_What to do_
Would you repeat the listing exactly but omit every picture?

_Record list_
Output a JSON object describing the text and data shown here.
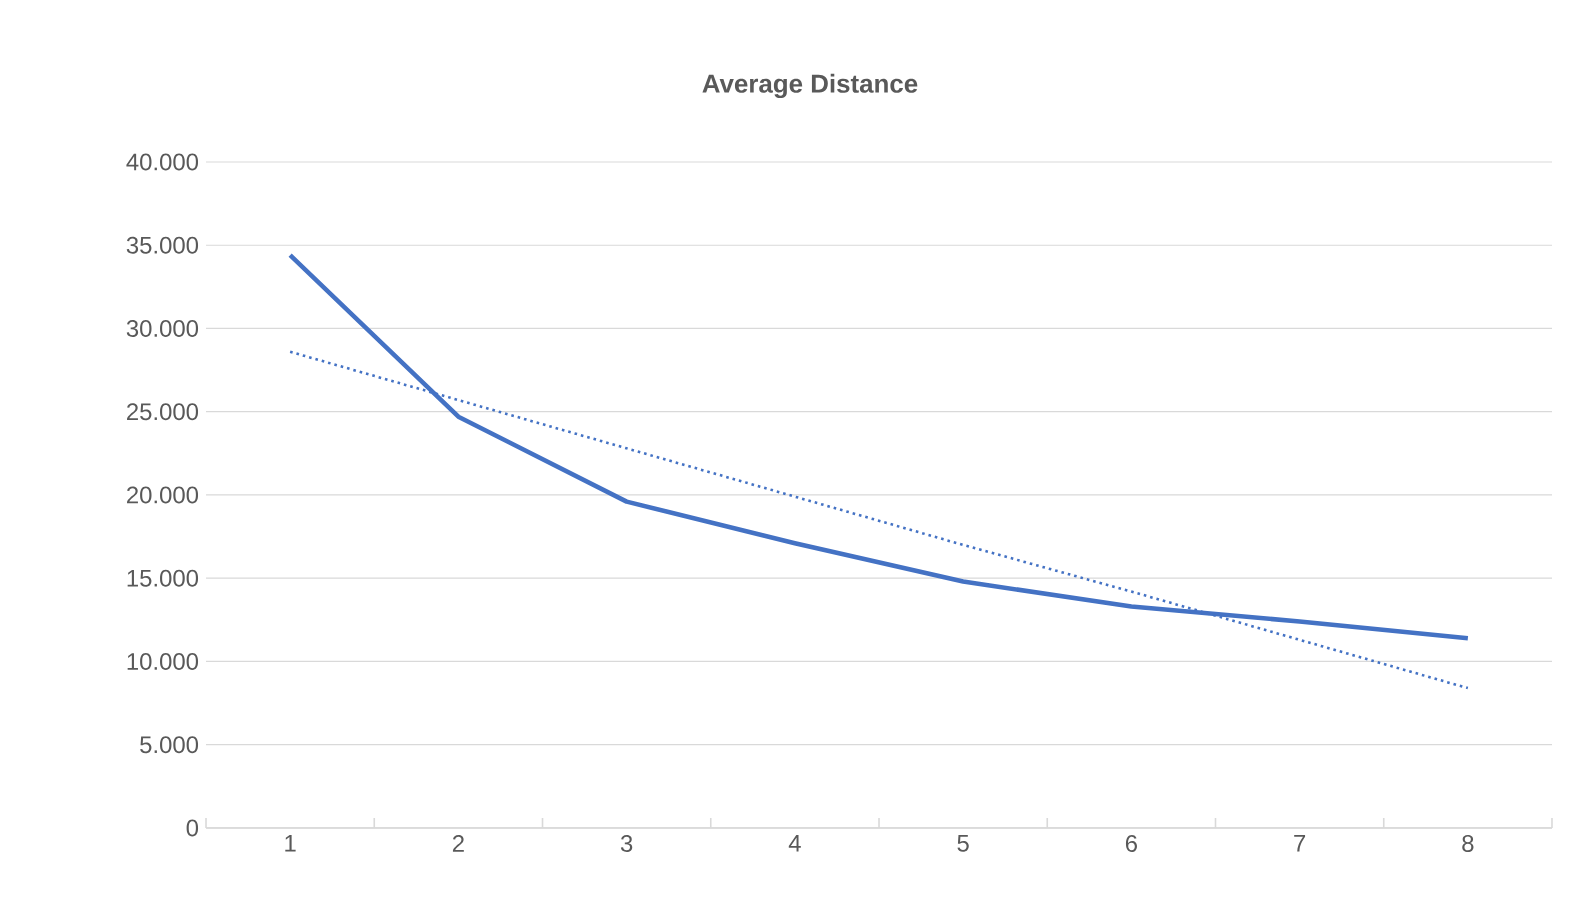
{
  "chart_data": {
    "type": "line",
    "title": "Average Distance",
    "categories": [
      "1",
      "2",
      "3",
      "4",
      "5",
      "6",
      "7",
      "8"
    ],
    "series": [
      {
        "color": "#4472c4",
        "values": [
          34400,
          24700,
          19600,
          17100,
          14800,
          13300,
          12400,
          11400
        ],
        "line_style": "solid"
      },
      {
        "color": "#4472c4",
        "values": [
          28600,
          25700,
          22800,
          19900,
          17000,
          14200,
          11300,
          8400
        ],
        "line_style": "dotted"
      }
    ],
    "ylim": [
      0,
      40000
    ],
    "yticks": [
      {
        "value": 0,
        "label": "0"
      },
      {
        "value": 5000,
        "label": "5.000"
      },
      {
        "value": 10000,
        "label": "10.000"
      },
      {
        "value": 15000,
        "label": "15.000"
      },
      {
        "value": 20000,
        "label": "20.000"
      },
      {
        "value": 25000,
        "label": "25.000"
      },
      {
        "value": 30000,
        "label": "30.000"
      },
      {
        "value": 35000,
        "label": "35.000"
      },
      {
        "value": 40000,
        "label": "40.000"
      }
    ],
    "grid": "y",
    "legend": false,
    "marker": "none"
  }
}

_Task result_
Output a JSON object describing the text and data shown here.
{
  "chart_data": {
    "type": "line",
    "title": "Average Distance",
    "categories": [
      "1",
      "2",
      "3",
      "4",
      "5",
      "6",
      "7",
      "8"
    ],
    "series": [
      {
        "color": "#4472c4",
        "values": [
          34400,
          24700,
          19600,
          17100,
          14800,
          13300,
          12400,
          11400
        ],
        "line_style": "solid"
      },
      {
        "color": "#4472c4",
        "values": [
          28600,
          25700,
          22800,
          19900,
          17000,
          14200,
          11300,
          8400
        ],
        "line_style": "dotted"
      }
    ],
    "ylim": [
      0,
      40000
    ],
    "yticks": [
      {
        "value": 0,
        "label": "0"
      },
      {
        "value": 5000,
        "label": "5.000"
      },
      {
        "value": 10000,
        "label": "10.000"
      },
      {
        "value": 15000,
        "label": "15.000"
      },
      {
        "value": 20000,
        "label": "20.000"
      },
      {
        "value": 25000,
        "label": "25.000"
      },
      {
        "value": 30000,
        "label": "30.000"
      },
      {
        "value": 35000,
        "label": "35.000"
      },
      {
        "value": 40000,
        "label": "40.000"
      }
    ],
    "grid": "y",
    "legend": false,
    "marker": "none"
  }
}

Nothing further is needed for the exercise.